Task requirements:
Look through the listing and locate every line containing the word "Dataset"; copy those lines.

Stored rows:
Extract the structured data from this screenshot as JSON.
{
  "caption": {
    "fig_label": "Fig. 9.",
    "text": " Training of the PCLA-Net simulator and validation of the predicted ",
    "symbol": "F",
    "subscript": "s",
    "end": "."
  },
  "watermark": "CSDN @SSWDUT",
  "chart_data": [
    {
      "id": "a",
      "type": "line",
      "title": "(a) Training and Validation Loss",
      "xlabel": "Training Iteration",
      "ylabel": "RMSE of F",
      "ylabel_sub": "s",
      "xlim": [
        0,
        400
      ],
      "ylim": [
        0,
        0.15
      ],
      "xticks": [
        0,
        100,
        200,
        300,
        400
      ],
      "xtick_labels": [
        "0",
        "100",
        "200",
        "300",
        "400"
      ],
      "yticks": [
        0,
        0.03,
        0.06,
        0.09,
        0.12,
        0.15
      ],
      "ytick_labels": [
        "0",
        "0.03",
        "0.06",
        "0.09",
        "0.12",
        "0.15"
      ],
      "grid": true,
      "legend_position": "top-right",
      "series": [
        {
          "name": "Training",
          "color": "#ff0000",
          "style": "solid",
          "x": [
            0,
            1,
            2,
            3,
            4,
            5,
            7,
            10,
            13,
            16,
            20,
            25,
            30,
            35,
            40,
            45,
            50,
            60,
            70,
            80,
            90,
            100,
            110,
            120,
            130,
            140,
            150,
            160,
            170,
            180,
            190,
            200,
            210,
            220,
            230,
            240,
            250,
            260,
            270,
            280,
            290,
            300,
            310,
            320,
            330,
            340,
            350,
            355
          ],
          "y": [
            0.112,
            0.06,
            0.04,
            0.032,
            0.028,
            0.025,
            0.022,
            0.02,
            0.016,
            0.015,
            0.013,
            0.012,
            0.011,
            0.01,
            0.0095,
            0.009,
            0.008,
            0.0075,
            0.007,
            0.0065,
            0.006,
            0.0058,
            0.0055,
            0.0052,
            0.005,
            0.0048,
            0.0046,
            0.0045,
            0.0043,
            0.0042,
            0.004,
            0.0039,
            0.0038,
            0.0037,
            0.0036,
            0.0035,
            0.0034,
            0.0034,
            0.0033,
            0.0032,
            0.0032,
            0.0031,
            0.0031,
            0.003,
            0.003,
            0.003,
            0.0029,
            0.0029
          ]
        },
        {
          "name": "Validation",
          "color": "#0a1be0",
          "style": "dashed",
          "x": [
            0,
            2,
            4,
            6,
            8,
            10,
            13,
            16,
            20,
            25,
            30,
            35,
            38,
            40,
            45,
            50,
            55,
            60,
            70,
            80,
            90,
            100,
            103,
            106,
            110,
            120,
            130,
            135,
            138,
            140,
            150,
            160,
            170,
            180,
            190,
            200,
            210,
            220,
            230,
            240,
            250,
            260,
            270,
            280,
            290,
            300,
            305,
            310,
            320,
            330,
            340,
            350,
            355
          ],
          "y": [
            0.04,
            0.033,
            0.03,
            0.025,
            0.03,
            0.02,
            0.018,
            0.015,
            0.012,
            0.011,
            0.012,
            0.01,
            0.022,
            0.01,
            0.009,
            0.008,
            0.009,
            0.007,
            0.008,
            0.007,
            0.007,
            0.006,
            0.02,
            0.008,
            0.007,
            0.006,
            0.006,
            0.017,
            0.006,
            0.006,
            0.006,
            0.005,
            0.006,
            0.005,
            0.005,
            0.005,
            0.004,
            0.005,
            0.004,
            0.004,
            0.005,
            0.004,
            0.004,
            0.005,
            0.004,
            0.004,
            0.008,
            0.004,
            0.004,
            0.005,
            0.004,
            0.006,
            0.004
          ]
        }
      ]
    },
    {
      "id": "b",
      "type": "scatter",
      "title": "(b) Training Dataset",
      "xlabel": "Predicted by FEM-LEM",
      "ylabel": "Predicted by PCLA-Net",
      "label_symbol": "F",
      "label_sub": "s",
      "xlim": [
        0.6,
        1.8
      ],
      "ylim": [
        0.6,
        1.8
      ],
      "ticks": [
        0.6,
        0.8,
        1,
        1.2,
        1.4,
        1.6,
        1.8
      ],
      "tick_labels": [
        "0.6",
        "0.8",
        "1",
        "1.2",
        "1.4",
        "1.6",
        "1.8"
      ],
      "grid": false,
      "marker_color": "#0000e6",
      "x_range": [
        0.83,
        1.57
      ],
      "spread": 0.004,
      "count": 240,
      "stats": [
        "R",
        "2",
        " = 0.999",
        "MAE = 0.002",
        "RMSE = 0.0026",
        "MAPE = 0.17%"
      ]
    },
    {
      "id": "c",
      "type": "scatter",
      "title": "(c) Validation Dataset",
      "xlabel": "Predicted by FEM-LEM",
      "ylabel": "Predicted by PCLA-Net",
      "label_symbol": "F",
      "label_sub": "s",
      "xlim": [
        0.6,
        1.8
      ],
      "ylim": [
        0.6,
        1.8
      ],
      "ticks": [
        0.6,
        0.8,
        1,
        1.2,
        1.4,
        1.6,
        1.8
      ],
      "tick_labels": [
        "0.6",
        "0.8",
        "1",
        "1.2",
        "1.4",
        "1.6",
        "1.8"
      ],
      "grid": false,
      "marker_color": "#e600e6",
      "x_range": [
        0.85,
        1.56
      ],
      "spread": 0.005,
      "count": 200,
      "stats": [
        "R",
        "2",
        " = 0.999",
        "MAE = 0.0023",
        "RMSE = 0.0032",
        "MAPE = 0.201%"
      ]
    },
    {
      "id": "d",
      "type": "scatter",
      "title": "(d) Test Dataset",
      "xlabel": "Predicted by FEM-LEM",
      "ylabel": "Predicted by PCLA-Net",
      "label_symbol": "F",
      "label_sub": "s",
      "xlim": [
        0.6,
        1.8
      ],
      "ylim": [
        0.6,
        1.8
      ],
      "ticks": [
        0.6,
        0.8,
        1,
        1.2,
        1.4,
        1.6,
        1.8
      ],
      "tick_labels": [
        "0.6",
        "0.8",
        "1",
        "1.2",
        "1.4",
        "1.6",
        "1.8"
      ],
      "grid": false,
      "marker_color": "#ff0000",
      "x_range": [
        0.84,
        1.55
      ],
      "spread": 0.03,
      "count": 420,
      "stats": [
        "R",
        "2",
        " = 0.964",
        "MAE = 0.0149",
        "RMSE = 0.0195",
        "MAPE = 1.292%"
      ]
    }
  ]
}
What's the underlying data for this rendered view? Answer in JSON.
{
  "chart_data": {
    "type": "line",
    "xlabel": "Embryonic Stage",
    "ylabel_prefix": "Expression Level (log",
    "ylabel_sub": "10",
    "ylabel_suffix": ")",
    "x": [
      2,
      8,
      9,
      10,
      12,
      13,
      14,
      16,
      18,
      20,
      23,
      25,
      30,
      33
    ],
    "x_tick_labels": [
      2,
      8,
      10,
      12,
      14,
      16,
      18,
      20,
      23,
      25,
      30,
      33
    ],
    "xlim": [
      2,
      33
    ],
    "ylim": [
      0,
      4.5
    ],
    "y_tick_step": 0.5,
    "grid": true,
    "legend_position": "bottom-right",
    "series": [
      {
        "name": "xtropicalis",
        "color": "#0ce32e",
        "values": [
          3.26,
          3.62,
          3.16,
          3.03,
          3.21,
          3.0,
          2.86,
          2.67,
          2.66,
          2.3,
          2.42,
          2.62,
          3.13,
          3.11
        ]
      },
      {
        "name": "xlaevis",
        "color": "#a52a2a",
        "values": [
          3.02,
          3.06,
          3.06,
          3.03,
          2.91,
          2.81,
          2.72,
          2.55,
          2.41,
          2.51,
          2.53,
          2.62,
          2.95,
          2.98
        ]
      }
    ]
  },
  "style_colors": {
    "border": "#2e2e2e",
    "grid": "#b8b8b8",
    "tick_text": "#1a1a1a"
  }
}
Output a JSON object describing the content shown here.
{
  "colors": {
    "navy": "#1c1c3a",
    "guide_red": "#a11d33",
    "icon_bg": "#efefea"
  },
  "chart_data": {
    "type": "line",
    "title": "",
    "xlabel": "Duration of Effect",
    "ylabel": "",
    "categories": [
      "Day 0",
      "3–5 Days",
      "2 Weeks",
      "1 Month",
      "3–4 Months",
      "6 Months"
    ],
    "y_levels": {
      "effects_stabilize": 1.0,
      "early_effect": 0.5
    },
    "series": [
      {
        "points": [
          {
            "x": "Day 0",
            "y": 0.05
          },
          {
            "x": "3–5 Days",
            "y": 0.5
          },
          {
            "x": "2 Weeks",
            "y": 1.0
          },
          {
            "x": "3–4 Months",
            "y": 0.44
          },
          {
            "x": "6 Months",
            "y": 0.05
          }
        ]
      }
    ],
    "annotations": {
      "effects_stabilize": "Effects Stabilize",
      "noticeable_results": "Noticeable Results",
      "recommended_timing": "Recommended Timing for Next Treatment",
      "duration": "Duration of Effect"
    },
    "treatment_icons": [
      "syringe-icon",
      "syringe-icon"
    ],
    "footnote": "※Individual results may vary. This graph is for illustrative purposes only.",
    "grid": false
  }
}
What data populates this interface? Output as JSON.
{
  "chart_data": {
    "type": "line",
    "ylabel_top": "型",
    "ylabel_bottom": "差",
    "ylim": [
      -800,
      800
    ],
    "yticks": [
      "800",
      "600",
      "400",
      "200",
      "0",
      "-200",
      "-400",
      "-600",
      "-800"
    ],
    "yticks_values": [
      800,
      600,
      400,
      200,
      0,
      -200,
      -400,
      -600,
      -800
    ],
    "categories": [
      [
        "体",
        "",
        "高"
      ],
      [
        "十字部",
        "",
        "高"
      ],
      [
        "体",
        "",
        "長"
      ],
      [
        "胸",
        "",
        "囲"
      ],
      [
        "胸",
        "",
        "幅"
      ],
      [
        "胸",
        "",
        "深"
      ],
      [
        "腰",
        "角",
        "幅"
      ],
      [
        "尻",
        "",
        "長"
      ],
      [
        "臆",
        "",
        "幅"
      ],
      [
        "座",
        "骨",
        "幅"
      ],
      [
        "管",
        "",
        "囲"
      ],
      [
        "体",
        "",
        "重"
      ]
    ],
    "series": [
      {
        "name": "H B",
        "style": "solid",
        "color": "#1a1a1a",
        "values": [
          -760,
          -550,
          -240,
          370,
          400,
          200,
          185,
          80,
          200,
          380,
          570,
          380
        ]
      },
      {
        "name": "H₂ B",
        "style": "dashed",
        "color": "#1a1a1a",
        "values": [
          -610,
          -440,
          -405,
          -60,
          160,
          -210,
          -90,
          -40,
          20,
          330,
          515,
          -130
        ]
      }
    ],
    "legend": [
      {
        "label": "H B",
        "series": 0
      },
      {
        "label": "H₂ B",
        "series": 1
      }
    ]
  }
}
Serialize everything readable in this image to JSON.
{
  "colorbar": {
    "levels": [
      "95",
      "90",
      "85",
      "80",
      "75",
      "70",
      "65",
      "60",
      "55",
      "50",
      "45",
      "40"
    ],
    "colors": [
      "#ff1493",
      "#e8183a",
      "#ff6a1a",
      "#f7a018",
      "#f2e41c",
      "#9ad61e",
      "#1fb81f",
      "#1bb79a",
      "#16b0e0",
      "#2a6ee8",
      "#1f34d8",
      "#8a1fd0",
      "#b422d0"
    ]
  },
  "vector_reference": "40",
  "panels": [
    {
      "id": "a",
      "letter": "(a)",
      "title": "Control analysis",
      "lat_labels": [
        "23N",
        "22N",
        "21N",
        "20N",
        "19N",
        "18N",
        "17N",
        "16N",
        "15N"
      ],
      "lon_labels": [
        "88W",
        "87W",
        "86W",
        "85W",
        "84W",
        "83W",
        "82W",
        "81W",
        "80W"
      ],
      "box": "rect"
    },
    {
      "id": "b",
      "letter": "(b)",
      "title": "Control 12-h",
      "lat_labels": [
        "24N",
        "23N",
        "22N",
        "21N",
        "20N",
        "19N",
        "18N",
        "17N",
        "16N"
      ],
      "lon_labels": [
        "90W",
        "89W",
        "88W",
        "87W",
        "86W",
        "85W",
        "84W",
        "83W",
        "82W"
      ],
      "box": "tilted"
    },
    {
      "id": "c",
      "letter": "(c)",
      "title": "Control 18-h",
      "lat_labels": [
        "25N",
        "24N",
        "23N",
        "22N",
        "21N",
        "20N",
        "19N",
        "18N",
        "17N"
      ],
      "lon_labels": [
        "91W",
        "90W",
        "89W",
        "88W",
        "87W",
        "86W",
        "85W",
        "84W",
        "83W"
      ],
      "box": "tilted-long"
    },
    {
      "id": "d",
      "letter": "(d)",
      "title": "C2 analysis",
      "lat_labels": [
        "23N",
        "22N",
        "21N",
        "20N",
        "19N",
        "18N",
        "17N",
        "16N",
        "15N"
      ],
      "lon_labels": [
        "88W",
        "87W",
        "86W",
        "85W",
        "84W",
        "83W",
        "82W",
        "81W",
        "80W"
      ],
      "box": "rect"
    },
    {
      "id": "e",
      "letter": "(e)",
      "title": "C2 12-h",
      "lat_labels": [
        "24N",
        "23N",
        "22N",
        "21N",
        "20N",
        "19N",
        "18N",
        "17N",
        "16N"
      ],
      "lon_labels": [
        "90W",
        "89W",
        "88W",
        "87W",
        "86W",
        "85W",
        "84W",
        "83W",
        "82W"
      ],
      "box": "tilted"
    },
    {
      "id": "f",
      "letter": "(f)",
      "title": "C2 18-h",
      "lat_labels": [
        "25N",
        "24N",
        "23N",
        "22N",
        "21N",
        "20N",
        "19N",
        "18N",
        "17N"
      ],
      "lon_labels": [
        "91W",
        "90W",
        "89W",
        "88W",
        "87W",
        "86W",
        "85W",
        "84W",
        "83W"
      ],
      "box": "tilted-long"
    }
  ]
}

Reply:
      "title": "(b) Training Dataset",
      "title": "(c) Validation Dataset",
      "title": "(d) Test Dataset",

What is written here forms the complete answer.